■ **WHAT IS REQUIRED**: Lines containing the word "Wykres" are the ones to copy from the records below.

■ **STORED RECORDS**:
──────────────────────────────
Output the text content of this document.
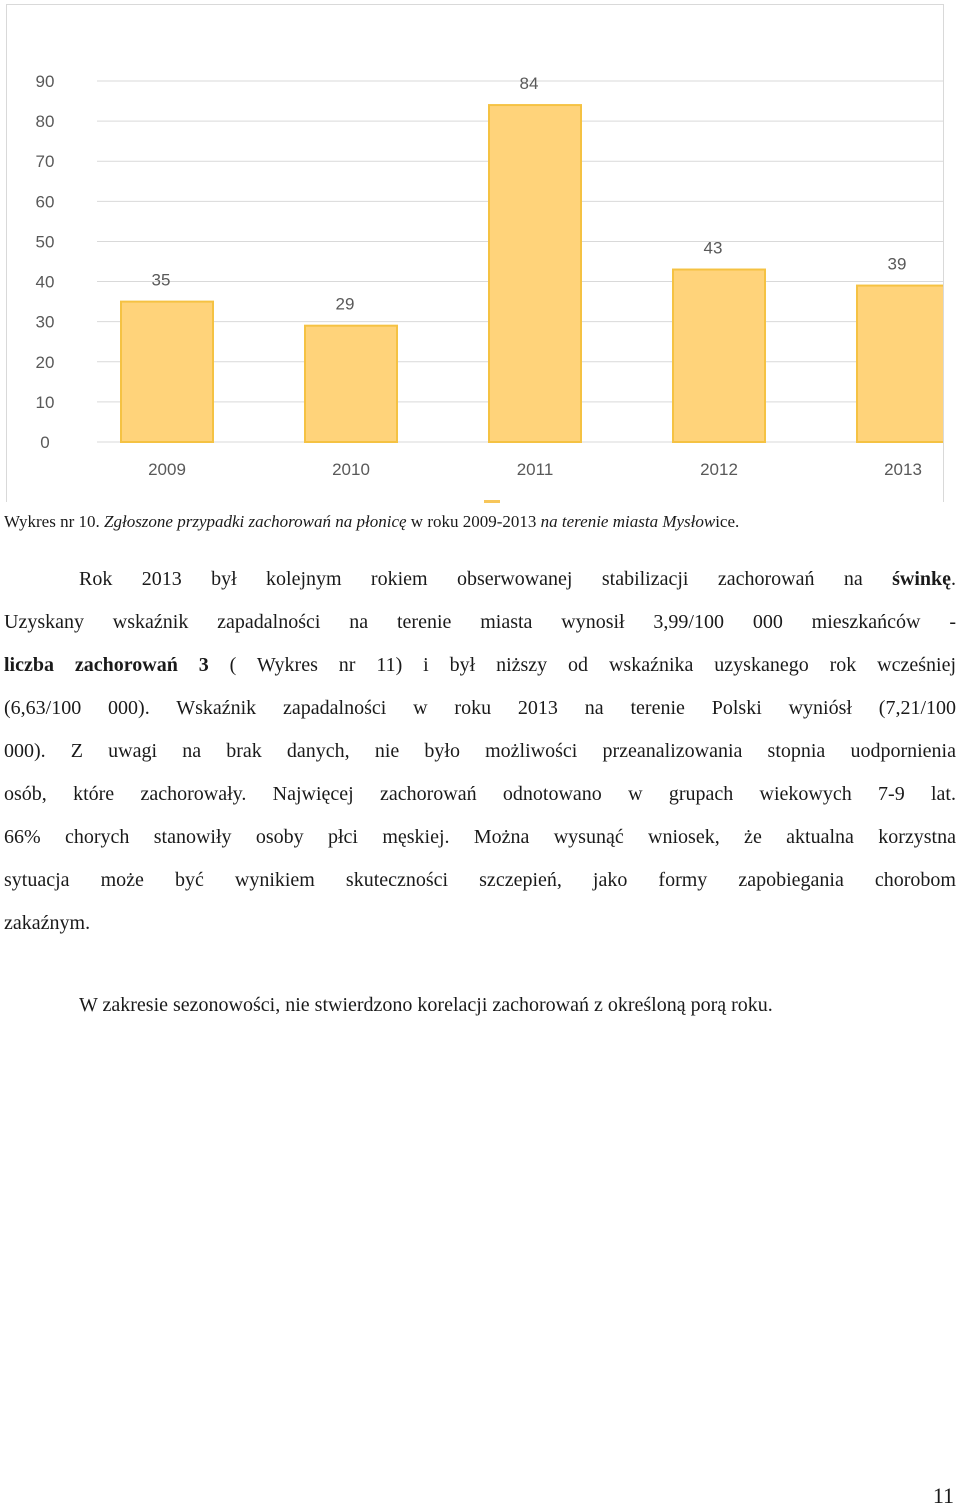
0
10
20
30
40
50
60
70
80
90
35
2009
29
2010
84
2011
43
2012
39
2013
Wykres nr 10. Zgłoszone przypadki zachorowań na płonicę w roku 2009-2013 na terenie miasta Mysłowice.
Rok 2013 był kolejnym rokiem obserwowanej stabilizacji zachorowań na świnkę.
Uzyskany wskaźnik zapadalności na terenie miasta wynosił 3,99/100 000 mieszkańców -
liczba zachorowań 3 ( Wykres nr 11) i był niższy od wskaźnika uzyskanego rok wcześniej
(6,63/100 000). Wskaźnik zapadalności w roku 2013 na terenie Polski wyniósł (7,21/100
000). Z uwagi na brak danych, nie było możliwości przeanalizowania stopnia uodpornienia
osób, które zachorowały. Najwięcej zachorowań odnotowano w grupach wiekowych 7-9 lat.
66% chorych stanowiły osoby płci męskiej. Można wysunąć wniosek, że aktualna korzystna
sytuacja może być wynikiem skuteczności szczepień, jako formy zapobiegania chorobom
zakaźnym.
W zakresie sezonowości, nie stwierdzono korelacji zachorowań z określoną porą roku.
11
──────────────────────────────
■ **FINISHED EXERCISE**:
Wykres nr 10. Zgłoszone przypadki zachorowań na płonicę w roku 2009-2013 na terenie miasta Mysłowice.
liczba zachorowań 3 ( Wykres nr 11) i był niższy od wskaźnika uzyskanego rok wcześniej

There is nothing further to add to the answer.